Aim of the task
Please find every line in the records below that contains the word "골격근량", and copy each of those lines in full.

# # # #

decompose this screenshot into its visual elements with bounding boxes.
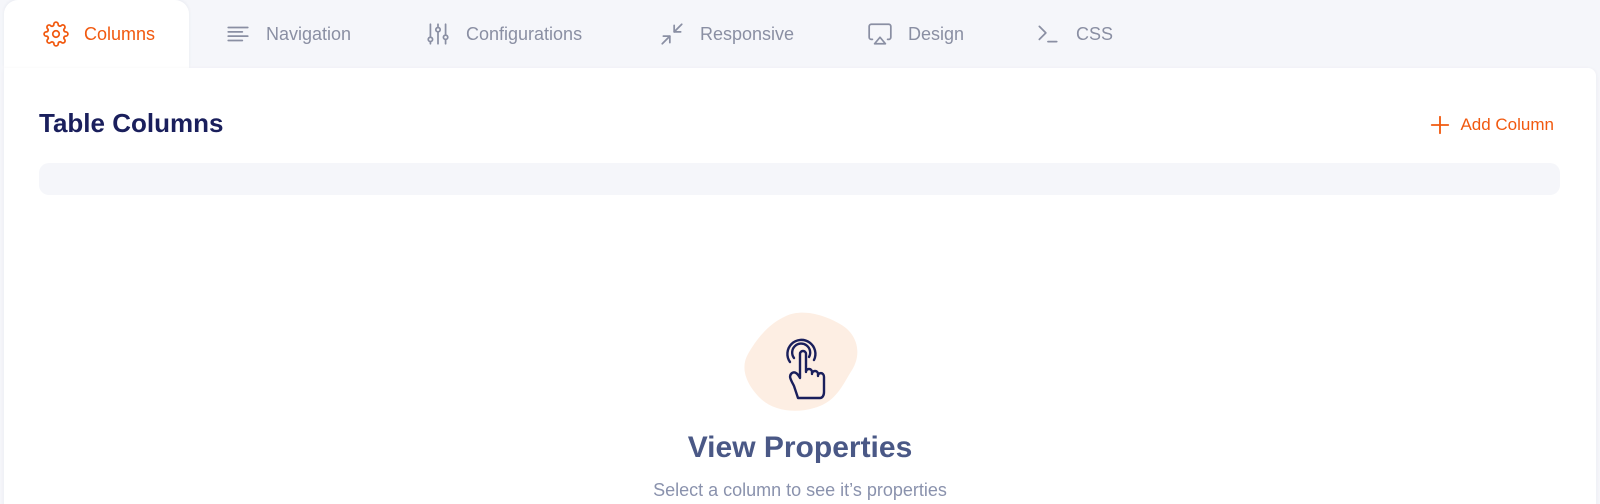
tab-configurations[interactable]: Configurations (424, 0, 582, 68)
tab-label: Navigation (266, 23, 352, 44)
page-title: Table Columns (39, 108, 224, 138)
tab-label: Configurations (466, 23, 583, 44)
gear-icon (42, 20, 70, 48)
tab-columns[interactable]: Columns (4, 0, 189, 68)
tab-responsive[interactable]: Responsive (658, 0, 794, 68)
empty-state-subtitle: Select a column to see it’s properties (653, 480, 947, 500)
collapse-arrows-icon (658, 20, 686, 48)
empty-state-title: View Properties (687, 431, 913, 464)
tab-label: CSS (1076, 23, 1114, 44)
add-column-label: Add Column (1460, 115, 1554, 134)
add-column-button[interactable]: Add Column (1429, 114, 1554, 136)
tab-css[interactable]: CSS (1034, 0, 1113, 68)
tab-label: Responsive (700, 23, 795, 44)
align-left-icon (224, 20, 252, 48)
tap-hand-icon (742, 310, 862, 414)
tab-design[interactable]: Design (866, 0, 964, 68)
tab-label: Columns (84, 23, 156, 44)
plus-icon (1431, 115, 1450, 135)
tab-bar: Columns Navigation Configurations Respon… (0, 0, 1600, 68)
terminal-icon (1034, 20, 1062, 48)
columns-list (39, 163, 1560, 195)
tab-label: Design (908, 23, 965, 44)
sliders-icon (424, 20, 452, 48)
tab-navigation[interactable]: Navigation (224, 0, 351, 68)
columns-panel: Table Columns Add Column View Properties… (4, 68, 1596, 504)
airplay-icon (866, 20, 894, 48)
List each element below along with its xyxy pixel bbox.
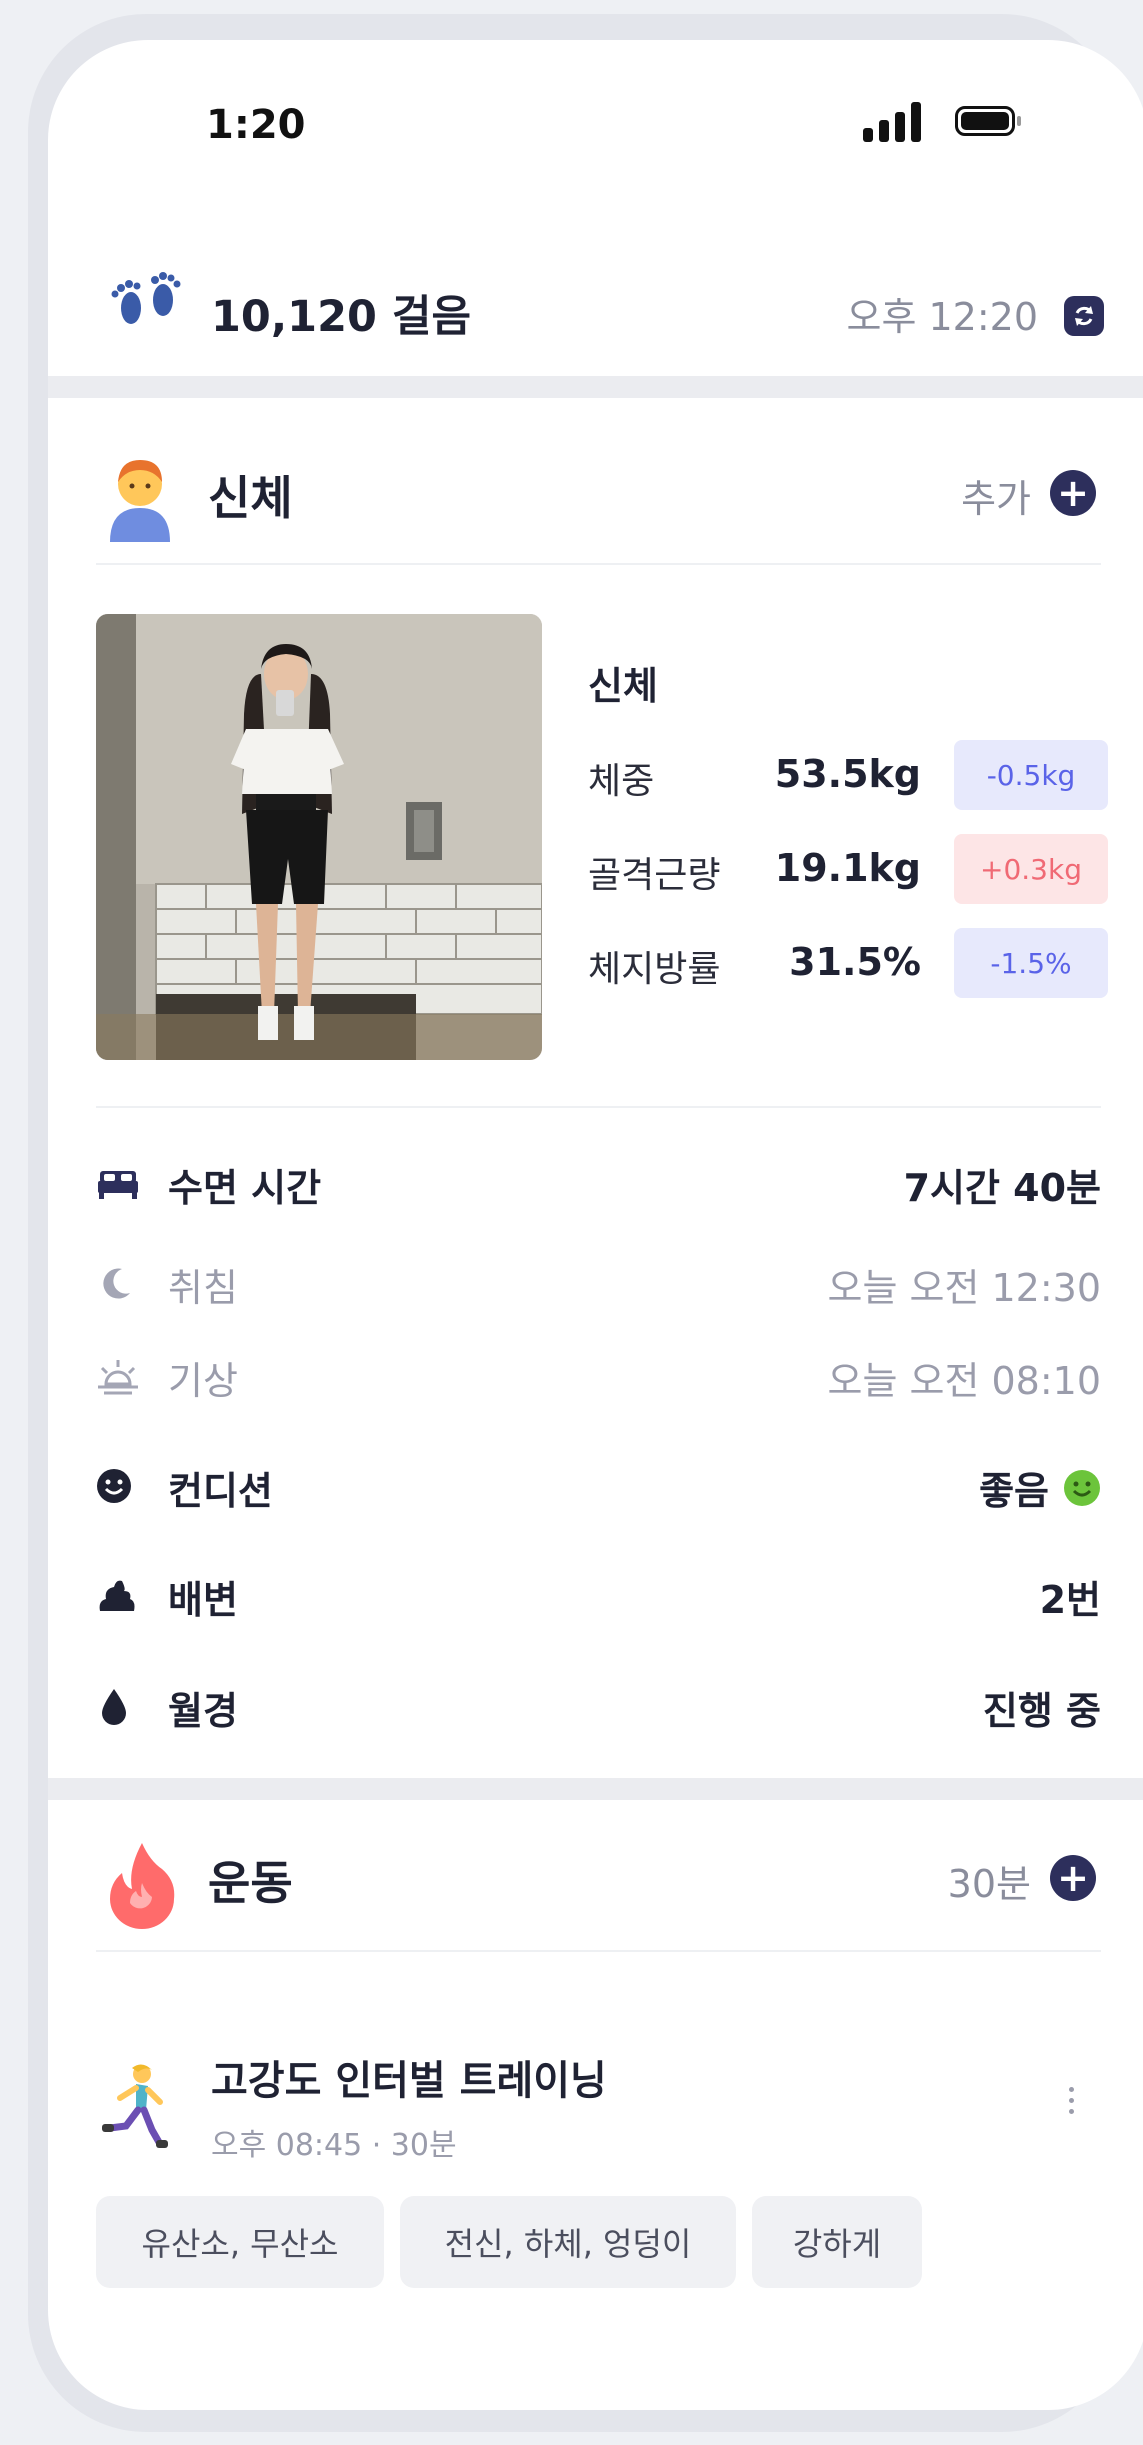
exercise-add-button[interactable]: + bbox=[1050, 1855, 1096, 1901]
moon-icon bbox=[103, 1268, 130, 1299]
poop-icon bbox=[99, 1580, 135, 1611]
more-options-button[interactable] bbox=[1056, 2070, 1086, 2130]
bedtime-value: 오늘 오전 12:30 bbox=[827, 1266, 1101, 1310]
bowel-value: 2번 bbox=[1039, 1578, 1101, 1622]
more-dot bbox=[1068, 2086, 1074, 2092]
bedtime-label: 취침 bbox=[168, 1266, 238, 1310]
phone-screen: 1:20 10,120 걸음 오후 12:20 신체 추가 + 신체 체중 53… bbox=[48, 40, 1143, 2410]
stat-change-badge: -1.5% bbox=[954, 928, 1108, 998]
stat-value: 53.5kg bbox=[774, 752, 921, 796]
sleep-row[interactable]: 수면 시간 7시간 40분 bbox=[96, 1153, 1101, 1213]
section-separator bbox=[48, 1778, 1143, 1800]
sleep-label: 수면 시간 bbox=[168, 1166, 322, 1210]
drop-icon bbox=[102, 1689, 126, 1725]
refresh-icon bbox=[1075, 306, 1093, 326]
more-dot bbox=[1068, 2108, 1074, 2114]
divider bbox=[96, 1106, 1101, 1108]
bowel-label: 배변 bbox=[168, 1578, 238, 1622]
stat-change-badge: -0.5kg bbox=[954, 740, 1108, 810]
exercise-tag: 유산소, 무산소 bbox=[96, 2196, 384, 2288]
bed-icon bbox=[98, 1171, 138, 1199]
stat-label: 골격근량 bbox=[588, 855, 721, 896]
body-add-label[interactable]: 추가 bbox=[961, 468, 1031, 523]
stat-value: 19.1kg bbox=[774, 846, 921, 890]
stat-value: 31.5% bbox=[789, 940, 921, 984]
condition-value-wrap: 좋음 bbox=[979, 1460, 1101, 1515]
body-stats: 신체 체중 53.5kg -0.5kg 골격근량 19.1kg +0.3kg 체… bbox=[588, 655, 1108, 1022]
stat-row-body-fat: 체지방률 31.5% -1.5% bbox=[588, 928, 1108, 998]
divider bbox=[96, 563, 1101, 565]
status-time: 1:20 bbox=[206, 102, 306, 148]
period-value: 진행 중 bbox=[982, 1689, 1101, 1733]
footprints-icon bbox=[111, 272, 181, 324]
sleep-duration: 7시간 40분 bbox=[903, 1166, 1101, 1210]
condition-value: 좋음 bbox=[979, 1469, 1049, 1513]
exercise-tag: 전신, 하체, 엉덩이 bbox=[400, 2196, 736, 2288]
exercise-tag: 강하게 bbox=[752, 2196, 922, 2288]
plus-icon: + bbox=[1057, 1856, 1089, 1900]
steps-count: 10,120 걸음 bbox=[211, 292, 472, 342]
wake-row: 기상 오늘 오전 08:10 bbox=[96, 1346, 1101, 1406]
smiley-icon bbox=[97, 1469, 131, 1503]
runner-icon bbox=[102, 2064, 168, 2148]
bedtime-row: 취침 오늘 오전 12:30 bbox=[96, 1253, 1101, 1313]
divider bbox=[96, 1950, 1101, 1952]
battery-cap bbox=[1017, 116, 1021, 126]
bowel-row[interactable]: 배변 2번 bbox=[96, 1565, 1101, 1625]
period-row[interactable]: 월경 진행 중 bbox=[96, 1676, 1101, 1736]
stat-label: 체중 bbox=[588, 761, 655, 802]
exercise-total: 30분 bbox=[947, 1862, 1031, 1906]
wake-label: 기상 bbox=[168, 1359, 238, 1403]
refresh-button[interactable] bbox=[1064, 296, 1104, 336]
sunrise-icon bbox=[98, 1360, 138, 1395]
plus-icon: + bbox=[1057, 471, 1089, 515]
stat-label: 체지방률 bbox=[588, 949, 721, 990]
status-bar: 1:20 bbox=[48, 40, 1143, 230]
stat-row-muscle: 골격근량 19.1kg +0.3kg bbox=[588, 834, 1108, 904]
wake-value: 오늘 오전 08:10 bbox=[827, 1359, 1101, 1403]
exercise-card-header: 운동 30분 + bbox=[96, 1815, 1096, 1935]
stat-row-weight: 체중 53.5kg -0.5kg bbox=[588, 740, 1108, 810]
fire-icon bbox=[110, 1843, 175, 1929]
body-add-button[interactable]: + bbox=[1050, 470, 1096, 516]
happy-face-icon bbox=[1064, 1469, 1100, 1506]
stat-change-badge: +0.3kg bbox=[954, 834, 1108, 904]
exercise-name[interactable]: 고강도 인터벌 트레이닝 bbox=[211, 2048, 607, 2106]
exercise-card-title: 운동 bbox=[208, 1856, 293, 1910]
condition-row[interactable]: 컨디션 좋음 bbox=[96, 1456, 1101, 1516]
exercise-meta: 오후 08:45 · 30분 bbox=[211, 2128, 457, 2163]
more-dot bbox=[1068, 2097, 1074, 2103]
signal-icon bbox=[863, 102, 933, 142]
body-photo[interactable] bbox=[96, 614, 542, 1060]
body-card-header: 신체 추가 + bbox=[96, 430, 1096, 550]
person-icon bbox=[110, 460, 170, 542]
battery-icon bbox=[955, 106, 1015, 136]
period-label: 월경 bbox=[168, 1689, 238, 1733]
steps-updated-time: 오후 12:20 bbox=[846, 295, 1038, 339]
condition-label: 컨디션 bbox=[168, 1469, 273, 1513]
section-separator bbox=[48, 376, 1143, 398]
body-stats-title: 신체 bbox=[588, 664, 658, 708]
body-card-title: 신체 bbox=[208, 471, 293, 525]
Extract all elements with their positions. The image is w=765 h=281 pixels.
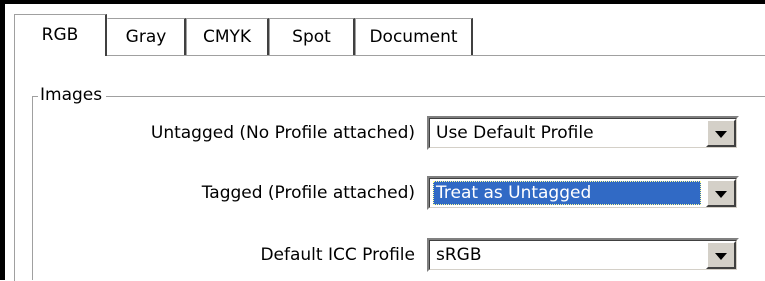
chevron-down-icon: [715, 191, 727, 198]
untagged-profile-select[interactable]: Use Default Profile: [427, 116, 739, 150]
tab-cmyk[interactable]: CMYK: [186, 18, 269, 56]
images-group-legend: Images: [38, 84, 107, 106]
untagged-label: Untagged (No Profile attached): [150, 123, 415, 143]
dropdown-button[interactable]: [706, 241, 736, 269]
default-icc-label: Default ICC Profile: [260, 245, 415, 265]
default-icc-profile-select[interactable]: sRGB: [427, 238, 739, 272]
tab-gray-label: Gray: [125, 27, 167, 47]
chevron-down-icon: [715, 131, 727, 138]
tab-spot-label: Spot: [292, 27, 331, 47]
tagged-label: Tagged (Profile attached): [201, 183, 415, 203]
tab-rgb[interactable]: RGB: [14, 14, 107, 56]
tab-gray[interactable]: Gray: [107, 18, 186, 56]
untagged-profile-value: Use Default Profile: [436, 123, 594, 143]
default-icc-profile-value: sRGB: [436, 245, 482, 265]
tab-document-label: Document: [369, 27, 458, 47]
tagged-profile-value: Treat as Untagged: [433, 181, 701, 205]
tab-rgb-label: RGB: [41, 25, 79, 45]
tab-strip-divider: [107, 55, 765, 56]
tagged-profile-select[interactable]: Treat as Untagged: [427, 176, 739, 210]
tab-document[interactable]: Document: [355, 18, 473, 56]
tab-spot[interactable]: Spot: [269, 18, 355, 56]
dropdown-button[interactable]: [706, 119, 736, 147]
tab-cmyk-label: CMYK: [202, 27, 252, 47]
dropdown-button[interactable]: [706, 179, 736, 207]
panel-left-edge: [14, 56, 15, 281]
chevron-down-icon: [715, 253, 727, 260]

# # # #

Task answer
stat-label: 골격근량 bbox=[588, 855, 721, 896]
body-stats: 신체 체중 53.5kg -0.5kg 골격근량 19.1kg +0.3kg 체… bbox=[588, 655, 1108, 1022]
stat-row-muscle: 골격근량 19.1kg +0.3kg bbox=[588, 834, 1108, 904]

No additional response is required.